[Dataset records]

◆ ◆ ◆

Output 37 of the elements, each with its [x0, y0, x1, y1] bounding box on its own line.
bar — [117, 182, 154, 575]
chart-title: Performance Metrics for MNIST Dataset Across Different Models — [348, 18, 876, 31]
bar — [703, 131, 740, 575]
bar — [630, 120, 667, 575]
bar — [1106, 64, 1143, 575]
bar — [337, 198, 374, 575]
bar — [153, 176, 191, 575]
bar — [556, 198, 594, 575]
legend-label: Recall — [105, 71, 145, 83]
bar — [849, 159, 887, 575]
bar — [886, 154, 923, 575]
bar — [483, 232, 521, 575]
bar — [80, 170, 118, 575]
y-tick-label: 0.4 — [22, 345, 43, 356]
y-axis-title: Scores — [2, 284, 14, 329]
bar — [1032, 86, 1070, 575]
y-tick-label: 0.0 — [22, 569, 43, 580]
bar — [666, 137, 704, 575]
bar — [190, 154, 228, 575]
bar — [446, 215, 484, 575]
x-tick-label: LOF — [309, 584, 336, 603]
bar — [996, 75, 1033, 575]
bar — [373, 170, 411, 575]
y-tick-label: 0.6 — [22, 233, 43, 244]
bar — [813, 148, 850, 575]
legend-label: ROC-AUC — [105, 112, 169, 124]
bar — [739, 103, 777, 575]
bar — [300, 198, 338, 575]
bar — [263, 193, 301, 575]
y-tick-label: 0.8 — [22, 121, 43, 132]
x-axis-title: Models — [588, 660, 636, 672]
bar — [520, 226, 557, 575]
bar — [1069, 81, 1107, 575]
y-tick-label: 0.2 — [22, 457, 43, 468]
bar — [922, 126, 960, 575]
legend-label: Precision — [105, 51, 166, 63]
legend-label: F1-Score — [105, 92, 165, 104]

◆ ◆ ◆

[PROBLEM STATEMENT] Copy out every line of the material above verbatim, changing nothing.

[EXPECTED ANSWER]
Output 37 of the elements, each with its [x0, y0, x1, y1] bounding box on its own line.
bar — [117, 182, 154, 575]
chart-title: Performance Metrics for MNIST Dataset Across Different Models — [348, 18, 876, 31]
bar — [703, 131, 740, 575]
bar — [630, 120, 667, 575]
bar — [1106, 64, 1143, 575]
bar — [337, 198, 374, 575]
bar — [153, 176, 191, 575]
bar — [556, 198, 594, 575]
legend-label: Recall — [105, 71, 145, 83]
bar — [849, 159, 887, 575]
bar — [886, 154, 923, 575]
bar — [483, 232, 521, 575]
bar — [80, 170, 118, 575]
y-tick-label: 0.4 — [22, 345, 43, 356]
y-axis-title: Scores — [2, 284, 14, 329]
bar — [1032, 86, 1070, 575]
y-tick-label: 0.0 — [22, 569, 43, 580]
bar — [666, 137, 704, 575]
bar — [190, 154, 228, 575]
bar — [446, 215, 484, 575]
x-tick-label: LOF — [309, 584, 336, 603]
bar — [996, 75, 1033, 575]
bar — [373, 170, 411, 575]
y-tick-label: 0.6 — [22, 233, 43, 244]
bar — [813, 148, 850, 575]
legend-label: ROC-AUC — [105, 112, 169, 124]
bar — [739, 103, 777, 575]
bar — [300, 198, 338, 575]
bar — [263, 193, 301, 575]
y-tick-label: 0.8 — [22, 121, 43, 132]
x-axis-title: Models — [588, 660, 636, 672]
bar — [520, 226, 557, 575]
bar — [1069, 81, 1107, 575]
y-tick-label: 0.2 — [22, 457, 43, 468]
bar — [922, 126, 960, 575]
legend-label: Precision — [105, 51, 166, 63]
legend-label: F1-Score — [105, 92, 165, 104]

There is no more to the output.